Extracted records

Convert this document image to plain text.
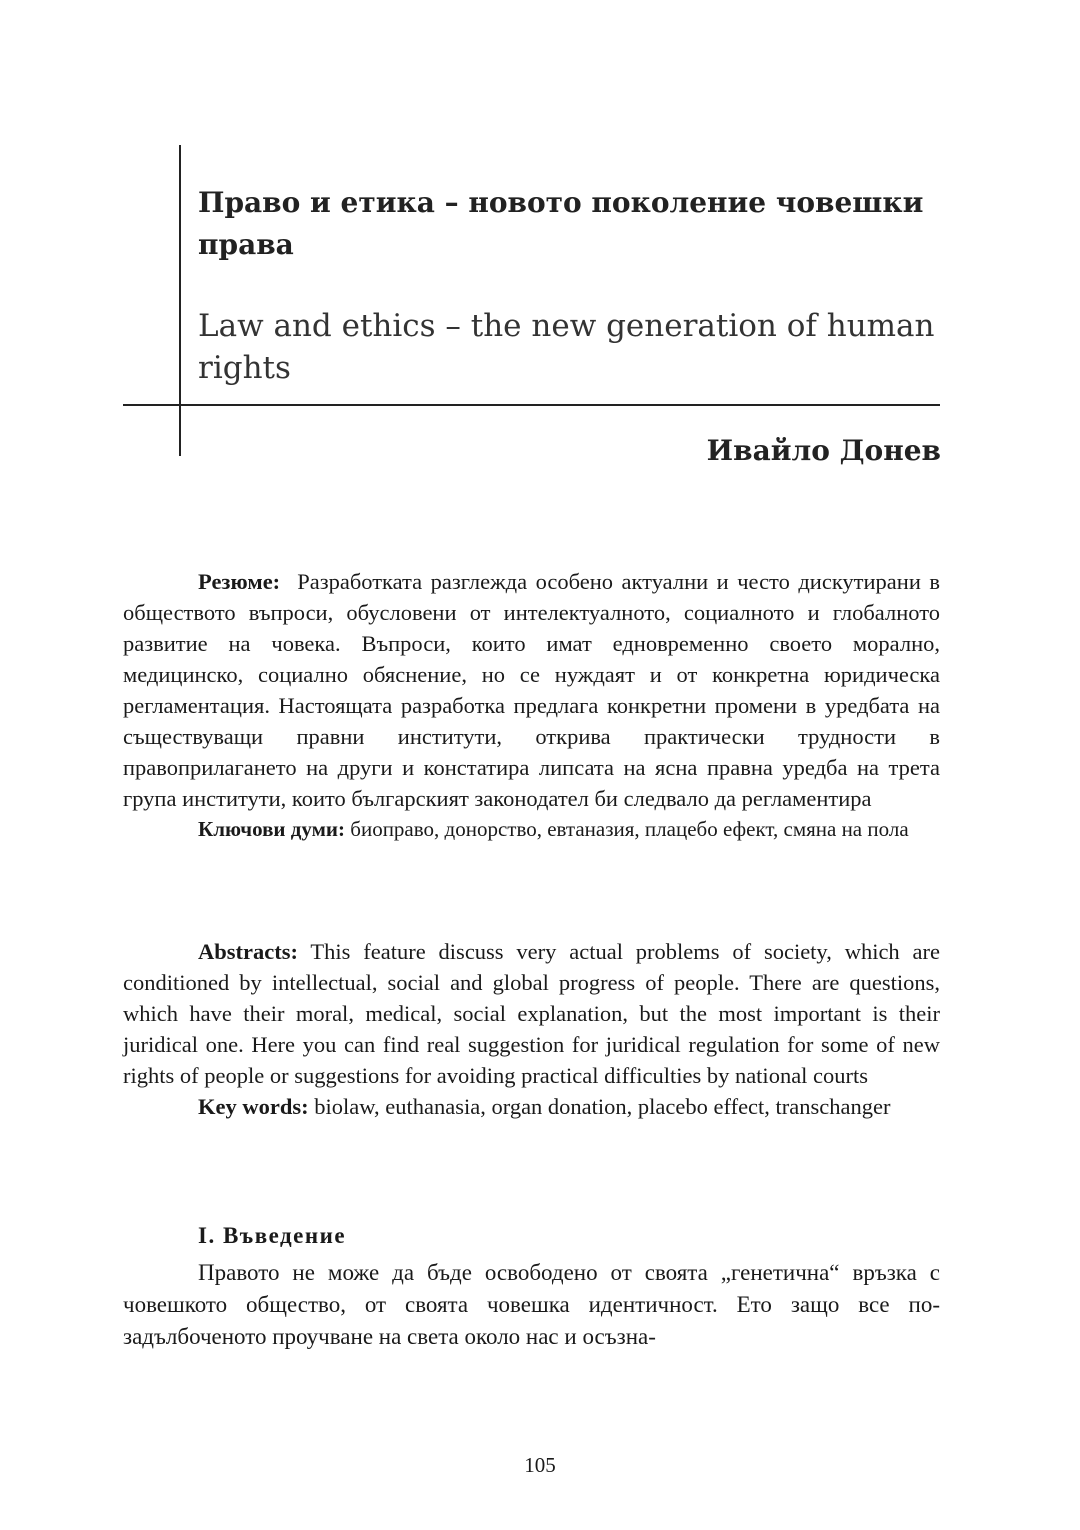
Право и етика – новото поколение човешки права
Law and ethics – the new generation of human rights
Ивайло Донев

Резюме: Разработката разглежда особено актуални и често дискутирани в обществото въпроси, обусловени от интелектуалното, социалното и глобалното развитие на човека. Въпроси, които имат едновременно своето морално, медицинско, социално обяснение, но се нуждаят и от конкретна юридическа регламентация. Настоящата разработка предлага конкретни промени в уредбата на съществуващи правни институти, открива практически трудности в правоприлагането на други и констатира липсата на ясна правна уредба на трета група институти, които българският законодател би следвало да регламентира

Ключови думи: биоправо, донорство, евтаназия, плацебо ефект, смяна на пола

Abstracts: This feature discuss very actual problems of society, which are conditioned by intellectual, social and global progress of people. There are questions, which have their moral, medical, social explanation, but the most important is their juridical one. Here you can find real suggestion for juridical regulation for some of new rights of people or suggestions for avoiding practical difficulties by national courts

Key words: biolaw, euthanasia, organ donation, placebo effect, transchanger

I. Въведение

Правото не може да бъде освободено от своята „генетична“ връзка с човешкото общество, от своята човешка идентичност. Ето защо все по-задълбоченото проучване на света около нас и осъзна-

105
...
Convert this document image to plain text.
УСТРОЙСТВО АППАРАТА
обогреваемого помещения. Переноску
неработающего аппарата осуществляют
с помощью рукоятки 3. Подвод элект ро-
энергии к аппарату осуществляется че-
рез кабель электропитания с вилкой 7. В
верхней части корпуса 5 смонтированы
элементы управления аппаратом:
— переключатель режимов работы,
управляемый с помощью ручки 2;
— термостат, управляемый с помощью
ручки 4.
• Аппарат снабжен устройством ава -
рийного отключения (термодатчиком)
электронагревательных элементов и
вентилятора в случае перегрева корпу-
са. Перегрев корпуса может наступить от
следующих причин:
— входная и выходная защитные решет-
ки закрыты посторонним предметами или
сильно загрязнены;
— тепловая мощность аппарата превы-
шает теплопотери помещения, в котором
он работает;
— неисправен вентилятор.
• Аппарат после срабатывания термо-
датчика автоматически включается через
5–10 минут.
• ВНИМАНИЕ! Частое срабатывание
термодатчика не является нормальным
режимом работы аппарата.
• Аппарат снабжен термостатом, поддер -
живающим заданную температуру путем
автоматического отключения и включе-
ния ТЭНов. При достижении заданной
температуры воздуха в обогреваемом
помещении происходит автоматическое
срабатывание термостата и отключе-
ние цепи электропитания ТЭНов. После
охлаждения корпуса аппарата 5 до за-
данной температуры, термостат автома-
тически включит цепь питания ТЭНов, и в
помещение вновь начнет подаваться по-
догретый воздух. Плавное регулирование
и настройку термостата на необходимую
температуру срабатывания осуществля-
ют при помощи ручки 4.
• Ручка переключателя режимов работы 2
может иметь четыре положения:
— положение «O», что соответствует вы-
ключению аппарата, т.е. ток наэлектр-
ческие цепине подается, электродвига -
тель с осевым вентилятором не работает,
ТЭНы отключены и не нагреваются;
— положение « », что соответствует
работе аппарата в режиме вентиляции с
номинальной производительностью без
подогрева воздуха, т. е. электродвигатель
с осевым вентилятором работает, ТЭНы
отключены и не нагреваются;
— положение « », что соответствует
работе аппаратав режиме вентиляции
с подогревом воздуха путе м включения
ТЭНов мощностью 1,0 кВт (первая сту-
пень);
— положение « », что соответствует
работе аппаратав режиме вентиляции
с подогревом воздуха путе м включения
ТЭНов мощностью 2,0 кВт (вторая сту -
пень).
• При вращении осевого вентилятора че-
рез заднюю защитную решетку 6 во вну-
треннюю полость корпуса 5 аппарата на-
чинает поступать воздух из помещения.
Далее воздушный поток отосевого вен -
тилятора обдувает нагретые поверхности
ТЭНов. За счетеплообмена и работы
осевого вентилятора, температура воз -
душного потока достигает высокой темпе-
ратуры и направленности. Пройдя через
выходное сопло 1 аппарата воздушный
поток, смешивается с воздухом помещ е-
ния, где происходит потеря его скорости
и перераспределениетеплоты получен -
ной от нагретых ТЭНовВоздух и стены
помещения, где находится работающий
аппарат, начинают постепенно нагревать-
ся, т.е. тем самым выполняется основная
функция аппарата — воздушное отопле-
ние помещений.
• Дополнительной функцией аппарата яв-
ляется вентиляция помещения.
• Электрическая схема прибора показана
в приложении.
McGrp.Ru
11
...
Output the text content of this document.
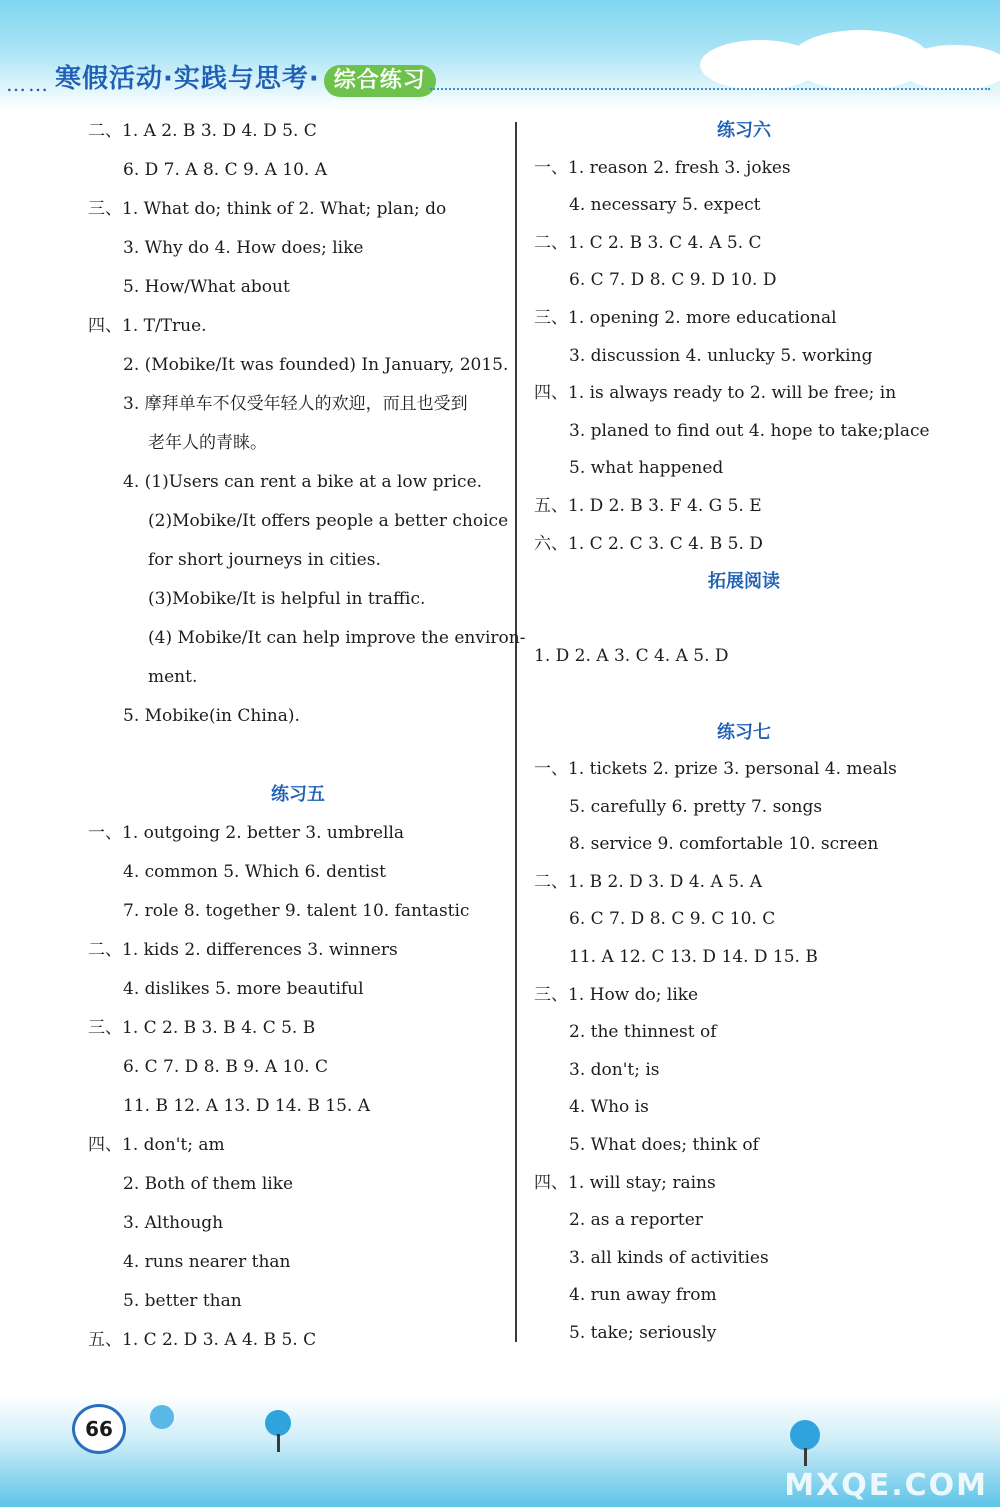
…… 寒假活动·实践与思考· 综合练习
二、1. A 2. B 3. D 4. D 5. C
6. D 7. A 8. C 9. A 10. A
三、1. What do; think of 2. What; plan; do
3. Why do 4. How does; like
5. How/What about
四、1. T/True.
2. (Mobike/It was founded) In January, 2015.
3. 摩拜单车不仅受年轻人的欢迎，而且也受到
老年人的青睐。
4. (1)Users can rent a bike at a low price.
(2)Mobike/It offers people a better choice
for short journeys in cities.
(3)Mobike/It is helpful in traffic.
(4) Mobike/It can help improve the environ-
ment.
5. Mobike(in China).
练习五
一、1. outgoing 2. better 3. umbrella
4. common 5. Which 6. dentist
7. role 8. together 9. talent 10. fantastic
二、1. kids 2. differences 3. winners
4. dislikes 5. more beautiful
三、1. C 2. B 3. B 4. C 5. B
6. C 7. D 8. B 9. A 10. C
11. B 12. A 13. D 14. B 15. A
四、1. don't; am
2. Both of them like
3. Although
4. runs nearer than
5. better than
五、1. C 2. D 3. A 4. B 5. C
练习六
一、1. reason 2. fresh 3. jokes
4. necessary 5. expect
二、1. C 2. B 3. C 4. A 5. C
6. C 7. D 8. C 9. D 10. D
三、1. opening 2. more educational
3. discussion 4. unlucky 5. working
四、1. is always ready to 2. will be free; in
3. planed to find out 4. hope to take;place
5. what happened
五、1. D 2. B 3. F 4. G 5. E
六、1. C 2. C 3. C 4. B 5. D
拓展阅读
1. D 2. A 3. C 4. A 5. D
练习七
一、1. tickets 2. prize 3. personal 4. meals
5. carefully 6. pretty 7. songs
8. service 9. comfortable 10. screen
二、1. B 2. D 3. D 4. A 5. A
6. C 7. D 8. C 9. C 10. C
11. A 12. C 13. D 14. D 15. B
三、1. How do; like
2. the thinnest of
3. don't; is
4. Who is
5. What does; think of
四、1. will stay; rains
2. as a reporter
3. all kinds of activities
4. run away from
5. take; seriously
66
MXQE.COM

▶ **Your task**:
Each line that holds the string "find" counts once; give the total and nothing else.

▶ **Task solution**:
2